> Problem description
Write out all of the entries exactly as given.

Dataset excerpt

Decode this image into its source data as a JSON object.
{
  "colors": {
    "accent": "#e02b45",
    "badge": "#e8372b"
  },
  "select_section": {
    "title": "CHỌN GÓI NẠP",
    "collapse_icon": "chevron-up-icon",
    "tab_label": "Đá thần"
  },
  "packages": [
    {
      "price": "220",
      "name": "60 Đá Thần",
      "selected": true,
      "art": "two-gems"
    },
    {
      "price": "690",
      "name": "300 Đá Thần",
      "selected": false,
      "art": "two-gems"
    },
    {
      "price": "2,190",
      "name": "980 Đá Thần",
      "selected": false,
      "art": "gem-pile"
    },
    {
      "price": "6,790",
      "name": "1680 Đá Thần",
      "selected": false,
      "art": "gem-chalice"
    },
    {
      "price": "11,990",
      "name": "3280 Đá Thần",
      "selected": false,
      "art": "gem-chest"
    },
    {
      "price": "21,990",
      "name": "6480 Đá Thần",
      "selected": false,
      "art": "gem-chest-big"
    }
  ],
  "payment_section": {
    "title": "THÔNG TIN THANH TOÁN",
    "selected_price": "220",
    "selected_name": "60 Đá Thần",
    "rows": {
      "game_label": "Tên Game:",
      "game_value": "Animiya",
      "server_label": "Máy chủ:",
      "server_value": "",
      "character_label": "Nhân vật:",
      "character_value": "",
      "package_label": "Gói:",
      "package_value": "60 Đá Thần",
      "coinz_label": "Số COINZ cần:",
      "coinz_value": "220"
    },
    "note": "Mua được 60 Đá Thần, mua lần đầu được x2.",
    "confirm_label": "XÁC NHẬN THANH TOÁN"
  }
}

> In response
Decode this image into its source data as a JSON object.
{
  "colors": {
    "accent": "#e02b45",
    "badge": "#e8372b"
  },
  "select_section": {
    "title": "CHỌN GÓI NẠP",
    "collapse_icon": "chevron-up-icon",
    "tab_label": "Đá thần"
  },
  "packages": [
    {
      "price": "220",
      "name": "60 Đá Thần",
      "selected": true,
      "art": "two-gems"
    },
    {
      "price": "690",
      "name": "300 Đá Thần",
      "selected": false,
      "art": "two-gems"
    },
    {
      "price": "2,190",
      "name": "980 Đá Thần",
      "selected": false,
      "art": "gem-pile"
    },
    {
      "price": "6,790",
      "name": "1680 Đá Thần",
      "selected": false,
      "art": "gem-chalice"
    },
    {
      "price": "11,990",
      "name": "3280 Đá Thần",
      "selected": false,
      "art": "gem-chest"
    },
    {
      "price": "21,990",
      "name": "6480 Đá Thần",
      "selected": false,
      "art": "gem-chest-big"
    }
  ],
  "payment_section": {
    "title": "THÔNG TIN THANH TOÁN",
    "selected_price": "220",
    "selected_name": "60 Đá Thần",
    "rows": {
      "game_label": "Tên Game:",
      "game_value": "Animiya",
      "server_label": "Máy chủ:",
      "server_value": "",
      "character_label": "Nhân vật:",
      "character_value": "",
      "package_label": "Gói:",
      "package_value": "60 Đá Thần",
      "coinz_label": "Số COINZ cần:",
      "coinz_value": "220"
    },
    "note": "Mua được 60 Đá Thần, mua lần đầu được x2.",
    "confirm_label": "XÁC NHẬN THANH TOÁN"
  }
}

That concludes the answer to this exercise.